Data for this task =>
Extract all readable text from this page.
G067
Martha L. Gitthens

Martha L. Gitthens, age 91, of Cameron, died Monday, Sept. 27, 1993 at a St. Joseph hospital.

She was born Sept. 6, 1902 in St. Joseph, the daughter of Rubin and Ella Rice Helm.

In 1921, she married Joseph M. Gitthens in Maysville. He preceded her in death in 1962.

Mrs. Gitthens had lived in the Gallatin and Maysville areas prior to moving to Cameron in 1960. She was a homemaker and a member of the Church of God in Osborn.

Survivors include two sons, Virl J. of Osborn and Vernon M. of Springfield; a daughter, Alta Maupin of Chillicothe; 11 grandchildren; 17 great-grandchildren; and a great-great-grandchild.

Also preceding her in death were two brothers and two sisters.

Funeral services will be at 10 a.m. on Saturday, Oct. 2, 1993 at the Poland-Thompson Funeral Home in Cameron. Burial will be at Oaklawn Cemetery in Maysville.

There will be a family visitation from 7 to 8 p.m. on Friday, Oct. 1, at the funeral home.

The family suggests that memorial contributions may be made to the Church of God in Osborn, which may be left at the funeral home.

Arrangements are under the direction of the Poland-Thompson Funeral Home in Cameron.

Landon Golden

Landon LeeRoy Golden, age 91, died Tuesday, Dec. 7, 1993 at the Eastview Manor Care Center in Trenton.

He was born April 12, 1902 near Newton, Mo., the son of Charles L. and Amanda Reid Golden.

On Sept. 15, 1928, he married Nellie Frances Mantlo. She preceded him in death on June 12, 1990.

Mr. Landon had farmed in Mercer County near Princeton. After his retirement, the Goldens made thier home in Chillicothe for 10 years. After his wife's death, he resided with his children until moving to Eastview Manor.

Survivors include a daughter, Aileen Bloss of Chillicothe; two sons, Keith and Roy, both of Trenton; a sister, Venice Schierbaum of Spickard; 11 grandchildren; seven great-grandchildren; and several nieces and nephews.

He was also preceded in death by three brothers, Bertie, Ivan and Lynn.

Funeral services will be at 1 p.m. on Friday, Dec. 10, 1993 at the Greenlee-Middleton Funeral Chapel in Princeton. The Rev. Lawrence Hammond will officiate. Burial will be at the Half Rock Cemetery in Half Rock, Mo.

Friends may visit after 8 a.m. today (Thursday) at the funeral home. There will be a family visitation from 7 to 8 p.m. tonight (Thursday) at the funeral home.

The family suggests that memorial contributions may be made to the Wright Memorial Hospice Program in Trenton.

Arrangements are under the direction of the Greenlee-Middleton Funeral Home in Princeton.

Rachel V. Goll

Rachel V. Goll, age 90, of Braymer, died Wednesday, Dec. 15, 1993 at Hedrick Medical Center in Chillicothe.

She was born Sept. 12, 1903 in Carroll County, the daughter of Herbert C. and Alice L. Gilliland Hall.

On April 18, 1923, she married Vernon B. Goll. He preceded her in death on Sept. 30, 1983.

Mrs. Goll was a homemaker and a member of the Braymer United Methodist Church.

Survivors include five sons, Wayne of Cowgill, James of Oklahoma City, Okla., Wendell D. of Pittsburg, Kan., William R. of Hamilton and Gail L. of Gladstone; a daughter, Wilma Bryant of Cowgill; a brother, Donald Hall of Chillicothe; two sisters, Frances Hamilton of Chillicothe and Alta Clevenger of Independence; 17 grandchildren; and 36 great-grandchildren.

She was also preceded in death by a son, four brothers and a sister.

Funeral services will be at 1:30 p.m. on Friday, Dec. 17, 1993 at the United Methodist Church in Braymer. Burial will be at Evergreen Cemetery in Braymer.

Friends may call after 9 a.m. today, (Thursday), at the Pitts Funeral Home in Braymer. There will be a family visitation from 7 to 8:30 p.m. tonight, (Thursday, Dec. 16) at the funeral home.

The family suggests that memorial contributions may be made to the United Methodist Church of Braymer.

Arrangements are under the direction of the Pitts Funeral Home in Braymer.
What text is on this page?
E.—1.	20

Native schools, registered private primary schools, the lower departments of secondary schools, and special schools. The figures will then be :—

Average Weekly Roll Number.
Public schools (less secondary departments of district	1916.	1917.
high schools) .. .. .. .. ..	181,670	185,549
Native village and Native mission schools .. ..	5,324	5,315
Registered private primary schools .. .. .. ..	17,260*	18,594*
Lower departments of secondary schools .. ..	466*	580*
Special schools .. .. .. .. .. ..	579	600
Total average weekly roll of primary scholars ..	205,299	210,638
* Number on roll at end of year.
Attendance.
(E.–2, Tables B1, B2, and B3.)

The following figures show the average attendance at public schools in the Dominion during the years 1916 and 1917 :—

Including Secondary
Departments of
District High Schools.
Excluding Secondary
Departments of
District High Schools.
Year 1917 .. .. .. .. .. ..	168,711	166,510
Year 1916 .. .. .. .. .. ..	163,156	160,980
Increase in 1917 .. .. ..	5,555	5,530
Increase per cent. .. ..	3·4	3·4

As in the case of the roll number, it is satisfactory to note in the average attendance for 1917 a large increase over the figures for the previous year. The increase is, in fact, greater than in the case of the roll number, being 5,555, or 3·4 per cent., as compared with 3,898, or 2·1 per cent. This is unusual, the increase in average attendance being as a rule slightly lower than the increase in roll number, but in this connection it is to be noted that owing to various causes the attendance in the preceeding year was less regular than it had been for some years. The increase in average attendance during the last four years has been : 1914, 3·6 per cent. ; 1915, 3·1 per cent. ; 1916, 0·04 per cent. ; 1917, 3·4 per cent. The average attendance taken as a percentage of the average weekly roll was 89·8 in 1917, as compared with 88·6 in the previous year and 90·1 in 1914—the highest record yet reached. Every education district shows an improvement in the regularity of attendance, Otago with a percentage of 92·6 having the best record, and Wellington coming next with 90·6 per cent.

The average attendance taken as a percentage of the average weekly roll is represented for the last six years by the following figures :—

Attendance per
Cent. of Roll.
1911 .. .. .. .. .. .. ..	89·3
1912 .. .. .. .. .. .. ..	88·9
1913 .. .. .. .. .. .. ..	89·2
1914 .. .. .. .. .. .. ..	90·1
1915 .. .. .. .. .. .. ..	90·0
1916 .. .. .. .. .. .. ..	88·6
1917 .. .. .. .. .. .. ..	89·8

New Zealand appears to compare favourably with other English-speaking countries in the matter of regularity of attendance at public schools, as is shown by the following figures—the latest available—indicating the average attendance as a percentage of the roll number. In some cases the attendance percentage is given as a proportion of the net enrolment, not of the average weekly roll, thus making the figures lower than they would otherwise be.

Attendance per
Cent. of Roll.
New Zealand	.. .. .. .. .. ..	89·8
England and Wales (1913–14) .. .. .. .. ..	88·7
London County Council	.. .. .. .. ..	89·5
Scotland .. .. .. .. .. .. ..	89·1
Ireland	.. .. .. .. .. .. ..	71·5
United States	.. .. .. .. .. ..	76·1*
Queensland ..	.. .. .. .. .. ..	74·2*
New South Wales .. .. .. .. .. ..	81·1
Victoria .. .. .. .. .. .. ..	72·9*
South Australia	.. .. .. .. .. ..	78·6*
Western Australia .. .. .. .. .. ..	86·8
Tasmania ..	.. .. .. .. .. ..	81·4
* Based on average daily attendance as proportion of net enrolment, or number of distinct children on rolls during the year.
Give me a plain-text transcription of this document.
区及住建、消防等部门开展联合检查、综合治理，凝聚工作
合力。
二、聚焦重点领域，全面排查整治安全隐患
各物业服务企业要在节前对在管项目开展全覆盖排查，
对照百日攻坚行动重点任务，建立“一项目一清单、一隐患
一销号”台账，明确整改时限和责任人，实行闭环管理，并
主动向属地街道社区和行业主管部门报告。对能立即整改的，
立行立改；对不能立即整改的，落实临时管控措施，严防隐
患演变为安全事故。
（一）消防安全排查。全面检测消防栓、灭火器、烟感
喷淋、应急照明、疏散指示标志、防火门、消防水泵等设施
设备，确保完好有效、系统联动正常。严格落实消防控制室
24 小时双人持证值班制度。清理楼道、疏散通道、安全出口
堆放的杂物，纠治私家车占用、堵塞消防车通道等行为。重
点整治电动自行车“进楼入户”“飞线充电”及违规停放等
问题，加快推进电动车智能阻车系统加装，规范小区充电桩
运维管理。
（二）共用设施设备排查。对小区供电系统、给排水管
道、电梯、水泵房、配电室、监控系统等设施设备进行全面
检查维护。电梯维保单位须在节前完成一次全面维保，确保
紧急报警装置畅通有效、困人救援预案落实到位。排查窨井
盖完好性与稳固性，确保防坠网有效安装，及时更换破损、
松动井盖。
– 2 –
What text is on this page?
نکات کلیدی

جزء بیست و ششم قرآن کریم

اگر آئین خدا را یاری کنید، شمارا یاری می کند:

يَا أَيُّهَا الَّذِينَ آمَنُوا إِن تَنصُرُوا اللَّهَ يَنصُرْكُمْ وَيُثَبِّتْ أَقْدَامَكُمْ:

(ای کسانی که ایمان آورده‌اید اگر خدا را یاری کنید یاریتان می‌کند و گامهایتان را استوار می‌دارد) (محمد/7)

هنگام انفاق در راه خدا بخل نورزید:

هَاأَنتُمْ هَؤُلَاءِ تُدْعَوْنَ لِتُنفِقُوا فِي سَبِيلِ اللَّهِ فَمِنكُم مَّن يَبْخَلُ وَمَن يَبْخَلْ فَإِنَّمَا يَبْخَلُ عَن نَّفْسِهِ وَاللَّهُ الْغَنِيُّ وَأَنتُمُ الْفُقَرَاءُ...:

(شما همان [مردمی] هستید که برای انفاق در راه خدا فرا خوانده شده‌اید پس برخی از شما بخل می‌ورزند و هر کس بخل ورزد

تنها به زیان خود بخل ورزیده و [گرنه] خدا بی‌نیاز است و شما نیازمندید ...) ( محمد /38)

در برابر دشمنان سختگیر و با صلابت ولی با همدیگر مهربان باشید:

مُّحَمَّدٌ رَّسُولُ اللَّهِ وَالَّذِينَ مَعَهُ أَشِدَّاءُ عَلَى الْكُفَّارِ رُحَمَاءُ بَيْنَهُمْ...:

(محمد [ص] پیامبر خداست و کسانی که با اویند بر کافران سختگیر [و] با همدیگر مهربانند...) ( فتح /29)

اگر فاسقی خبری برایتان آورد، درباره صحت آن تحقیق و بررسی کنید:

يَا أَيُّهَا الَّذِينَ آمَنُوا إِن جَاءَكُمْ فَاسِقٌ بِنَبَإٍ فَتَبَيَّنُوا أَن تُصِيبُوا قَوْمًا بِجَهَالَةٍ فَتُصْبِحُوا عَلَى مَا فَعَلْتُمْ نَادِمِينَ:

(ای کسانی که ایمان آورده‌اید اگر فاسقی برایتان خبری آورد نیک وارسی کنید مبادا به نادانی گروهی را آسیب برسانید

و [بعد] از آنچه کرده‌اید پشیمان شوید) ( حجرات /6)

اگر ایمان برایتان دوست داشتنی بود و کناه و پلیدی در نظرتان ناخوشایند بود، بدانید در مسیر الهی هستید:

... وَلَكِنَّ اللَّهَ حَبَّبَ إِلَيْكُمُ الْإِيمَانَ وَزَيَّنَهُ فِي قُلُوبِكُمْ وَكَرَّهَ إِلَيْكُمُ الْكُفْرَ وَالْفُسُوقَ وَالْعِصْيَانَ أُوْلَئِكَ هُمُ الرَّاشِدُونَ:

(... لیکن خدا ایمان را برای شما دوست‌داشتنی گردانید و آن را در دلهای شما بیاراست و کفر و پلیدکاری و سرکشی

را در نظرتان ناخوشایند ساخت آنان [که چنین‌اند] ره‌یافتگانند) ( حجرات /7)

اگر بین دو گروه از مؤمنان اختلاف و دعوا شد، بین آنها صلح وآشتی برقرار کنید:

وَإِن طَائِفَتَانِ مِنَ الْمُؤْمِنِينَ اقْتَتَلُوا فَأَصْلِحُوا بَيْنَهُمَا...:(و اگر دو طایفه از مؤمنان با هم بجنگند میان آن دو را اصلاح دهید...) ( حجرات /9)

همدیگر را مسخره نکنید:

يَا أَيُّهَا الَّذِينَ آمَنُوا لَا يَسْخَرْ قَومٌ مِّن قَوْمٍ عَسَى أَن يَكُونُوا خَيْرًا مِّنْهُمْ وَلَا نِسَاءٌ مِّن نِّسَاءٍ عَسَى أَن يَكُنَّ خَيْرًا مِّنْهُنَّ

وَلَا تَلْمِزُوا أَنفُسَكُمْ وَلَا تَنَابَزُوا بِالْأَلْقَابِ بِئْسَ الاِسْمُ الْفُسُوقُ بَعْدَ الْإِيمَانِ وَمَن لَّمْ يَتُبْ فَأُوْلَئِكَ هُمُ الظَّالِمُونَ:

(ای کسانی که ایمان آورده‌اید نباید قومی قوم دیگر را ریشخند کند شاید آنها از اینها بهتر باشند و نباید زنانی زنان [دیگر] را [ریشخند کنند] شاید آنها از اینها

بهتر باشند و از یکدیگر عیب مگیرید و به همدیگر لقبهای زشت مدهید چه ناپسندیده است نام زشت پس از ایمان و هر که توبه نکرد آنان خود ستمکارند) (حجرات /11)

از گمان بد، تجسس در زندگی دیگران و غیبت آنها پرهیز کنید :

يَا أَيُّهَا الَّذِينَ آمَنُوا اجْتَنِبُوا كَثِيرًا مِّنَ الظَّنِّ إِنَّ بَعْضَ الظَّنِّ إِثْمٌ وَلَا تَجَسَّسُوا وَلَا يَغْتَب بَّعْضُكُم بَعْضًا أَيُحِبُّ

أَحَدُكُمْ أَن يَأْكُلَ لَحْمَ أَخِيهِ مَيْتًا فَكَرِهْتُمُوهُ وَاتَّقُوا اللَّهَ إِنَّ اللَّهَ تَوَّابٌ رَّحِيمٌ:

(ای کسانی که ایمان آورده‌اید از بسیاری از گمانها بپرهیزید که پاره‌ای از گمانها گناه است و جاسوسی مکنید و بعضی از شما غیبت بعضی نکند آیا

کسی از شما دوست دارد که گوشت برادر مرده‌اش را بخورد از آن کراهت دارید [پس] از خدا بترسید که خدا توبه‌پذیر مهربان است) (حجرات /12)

Requirement => Look over the records above and copy each line that includes the string "Center".

Solution below =>
Landon LeeRoy Golden, age 91, died Tuesday, Dec. 7, 1993 at the Eastview Manor Care Center in Trenton.
Rachel V. Goll, age 90, of Braymer, died Wednesday, Dec. 15, 1993 at Hedrick Medical Center in Chillicothe.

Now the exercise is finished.